# Texte à analyser:
■ ■ ■ ■

Et la secrétaire générale de l'association, Martine Damiba de renchérir qu'auparavant, les réunions étaient des moments de disputes et se terminaient toujours en queue de poisson. « Grâce aux formations dont nous avons bénéficié dans le cadre du programme Giving for Change, tout a changé.
Aucune personne extérieure à l'Association n'est au courant de nos déboires. Nous nous dépannons entre nous. Lors de chaque réunion hebdomadaire, nous collectons les cotisations et nous décidons à qui nous allons prêter afin qu'elle puisse mener une AGR. Ces cotisations s'inscrivent dans le cadre de la mobilisation des ressources locales », relève-t-elle.
La culture du don local
Le programme de Giving for Change est un programme quinquennal couvrant la période 2021-2024.Selon le directeur général de l'ABF, Abdoulaye Sawadogo, il a été développé sur la base des acquis d'un précédent programme dénommé Change the Game Academy.

■ ■ ■ ■

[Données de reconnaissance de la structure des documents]
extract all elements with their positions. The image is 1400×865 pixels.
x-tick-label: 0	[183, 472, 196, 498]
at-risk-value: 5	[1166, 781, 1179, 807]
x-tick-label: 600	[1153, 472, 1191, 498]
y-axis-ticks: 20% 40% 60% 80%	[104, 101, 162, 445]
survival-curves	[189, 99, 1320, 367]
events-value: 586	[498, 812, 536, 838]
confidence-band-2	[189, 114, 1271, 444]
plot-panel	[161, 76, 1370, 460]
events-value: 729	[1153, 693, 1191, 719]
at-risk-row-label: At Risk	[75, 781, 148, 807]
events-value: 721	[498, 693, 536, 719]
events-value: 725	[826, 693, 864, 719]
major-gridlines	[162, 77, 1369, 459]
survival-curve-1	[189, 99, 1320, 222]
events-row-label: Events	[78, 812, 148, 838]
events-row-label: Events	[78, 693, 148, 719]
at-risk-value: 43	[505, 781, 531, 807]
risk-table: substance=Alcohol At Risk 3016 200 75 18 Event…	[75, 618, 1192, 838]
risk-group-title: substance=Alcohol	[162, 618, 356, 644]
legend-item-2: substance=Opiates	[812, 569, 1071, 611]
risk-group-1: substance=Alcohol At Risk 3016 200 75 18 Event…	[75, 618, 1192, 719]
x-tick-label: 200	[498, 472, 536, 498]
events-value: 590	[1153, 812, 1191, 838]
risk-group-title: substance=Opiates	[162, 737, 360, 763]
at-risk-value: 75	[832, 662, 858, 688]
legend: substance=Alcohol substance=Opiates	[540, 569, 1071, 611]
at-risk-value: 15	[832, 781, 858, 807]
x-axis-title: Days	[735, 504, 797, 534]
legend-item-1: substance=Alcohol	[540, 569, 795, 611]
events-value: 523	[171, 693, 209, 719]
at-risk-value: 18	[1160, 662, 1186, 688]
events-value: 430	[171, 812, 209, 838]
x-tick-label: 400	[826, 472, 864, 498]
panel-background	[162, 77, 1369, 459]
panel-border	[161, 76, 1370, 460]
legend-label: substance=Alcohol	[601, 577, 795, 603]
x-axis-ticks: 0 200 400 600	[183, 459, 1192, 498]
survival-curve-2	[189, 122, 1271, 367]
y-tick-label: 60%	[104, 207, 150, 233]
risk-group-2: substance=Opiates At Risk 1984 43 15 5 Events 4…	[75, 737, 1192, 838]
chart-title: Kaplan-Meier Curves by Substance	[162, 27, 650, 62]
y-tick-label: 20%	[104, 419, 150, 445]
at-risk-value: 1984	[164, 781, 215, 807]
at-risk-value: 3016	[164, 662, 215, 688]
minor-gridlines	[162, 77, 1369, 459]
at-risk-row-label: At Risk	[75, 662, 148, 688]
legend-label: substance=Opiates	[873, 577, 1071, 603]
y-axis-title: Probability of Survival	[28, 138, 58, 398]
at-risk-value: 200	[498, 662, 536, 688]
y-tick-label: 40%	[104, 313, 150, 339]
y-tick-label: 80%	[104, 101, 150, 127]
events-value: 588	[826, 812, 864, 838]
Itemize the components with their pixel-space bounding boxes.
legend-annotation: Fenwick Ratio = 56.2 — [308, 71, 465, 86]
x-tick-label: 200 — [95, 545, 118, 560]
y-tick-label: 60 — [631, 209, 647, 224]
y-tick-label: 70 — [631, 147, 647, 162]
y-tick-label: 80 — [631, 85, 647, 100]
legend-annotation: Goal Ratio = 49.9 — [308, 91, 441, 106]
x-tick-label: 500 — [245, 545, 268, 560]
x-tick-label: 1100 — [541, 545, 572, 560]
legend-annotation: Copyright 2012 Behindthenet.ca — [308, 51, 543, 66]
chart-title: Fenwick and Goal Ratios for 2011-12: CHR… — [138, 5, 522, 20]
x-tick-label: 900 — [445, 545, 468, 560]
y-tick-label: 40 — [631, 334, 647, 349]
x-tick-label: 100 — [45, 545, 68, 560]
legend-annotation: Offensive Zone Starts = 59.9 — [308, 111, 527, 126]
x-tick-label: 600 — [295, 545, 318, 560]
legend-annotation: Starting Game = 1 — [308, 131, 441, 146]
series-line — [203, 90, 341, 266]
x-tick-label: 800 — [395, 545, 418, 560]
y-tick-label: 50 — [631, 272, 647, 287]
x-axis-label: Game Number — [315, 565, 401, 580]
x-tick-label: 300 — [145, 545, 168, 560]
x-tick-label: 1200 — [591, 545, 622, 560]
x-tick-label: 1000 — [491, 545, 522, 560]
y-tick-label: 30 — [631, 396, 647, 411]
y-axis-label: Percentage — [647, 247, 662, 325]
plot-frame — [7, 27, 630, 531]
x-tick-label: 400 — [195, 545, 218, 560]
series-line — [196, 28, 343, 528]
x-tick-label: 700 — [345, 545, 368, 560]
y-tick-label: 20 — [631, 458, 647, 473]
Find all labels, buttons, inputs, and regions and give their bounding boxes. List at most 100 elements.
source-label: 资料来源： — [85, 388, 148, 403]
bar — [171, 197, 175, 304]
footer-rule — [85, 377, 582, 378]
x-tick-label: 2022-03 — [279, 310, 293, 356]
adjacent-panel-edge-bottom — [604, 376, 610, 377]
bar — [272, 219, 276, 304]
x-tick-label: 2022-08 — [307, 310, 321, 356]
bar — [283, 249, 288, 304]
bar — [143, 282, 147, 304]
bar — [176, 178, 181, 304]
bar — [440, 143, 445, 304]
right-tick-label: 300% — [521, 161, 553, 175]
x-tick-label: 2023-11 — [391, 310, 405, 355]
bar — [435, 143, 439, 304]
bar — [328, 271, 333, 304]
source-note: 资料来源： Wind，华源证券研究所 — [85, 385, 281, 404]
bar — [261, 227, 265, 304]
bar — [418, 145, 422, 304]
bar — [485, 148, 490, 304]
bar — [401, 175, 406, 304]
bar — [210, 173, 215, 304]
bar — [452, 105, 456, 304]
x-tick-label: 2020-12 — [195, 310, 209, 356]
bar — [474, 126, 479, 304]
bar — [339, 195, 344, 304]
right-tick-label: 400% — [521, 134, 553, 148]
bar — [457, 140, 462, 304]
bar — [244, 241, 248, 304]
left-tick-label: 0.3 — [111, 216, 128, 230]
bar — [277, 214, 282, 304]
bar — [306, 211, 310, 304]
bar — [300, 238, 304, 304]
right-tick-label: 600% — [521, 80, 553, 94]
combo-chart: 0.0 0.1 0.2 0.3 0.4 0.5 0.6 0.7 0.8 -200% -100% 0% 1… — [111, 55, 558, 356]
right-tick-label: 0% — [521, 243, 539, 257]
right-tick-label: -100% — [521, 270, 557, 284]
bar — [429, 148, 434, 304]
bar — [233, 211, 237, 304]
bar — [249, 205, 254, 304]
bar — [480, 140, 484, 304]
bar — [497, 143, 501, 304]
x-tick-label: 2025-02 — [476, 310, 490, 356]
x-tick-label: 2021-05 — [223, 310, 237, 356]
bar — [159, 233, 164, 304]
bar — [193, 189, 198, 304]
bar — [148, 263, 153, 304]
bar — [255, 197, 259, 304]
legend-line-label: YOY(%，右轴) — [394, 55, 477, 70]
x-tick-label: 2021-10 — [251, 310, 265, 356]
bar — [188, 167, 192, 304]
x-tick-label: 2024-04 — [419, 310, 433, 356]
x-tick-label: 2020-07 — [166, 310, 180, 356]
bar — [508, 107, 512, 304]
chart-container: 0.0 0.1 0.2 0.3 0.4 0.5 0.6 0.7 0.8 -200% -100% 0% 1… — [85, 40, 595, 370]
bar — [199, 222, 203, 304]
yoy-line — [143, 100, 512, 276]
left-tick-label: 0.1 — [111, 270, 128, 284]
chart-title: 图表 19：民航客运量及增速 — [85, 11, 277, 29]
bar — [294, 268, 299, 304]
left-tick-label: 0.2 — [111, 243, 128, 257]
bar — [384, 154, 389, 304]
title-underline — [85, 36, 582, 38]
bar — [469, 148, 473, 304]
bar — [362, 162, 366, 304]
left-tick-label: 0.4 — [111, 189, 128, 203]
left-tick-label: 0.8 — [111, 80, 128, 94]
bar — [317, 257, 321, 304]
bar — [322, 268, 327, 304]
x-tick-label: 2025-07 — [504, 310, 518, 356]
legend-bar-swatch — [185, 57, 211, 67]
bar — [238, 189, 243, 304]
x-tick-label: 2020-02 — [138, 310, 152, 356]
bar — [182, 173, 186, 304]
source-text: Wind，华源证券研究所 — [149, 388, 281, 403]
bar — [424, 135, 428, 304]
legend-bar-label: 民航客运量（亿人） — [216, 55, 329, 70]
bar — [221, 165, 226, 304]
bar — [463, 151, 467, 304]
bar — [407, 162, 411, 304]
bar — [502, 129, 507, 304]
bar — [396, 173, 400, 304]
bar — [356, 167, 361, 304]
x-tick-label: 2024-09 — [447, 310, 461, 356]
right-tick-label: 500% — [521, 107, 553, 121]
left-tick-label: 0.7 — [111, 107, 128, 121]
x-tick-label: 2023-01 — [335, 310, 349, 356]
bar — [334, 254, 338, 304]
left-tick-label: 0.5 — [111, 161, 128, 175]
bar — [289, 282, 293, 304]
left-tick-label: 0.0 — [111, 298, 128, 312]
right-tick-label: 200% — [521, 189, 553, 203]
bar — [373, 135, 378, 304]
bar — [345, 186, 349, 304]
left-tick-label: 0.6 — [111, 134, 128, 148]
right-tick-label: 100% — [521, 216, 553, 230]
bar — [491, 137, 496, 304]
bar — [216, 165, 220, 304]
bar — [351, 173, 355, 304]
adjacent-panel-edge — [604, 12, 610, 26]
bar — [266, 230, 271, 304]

■ ■ ■ ■

# Consignes de travail:
A) Indiquez si chacune des affirmations suivantes est conforme au texte sur le programme Giving for Change, en répondant par oui ou par non et en citant les mots du texte qui tranchent. (i) Selon Martine Damiba, les réunions de l'association finissaient autrefois en queue de poisson. (ii) Les cotisations sont collectées lors de réunions mensuelles. (iii) Le programme Giving for Change s'appuie sur les acquis du programme Change the Game Academy.
B) Rédigez la suite du texte sur le programme Giving for Change en commençant après sa dernière phrase.

# Réponses attendues:
A)
(i) Oui : « les réunions étaient des moments de disputes et se terminaient toujours en queue de poisson ».
(ii) Non : « Lors de chaque réunion hebdomadaire, nous collectons les cotisations ».
(iii) Oui : « il a été développé sur la base des acquis d'un précédent programme dénommé Change the Game Academy ».

B)
«Sa particularité est que les actions des bénéficiaires doivent être menées avec le soutien de tous les acteurs à savoir les autorités politiques, religieuses et coutumières », souligne-t-il. L'idée est d'assurer, précise-t-il, la pérennité des projets à travers la coresponsabilité, car chaque membre de la communauté contribue à sa manière à la réalisation du projet, donnant ainsi la chance d'investir utile.
A l'entendre, sa mise en oeuvre repose sur 3 domaines inter-dépendants. Le premier consiste à promouvoir et valoriser la culture du don local à travers le renforcement des capacités des ASC locaux pour atteindre leur mission de développement endogène.
A travers le 2e pilier, l'ABF et les communautés de pratiques du programme, c'est-à-dire les bénéficiaires, s'attellent à influencer les acteurs nationaux et sociétaux du pays pour soutenir et encourager le don local et national pour le développement endogène.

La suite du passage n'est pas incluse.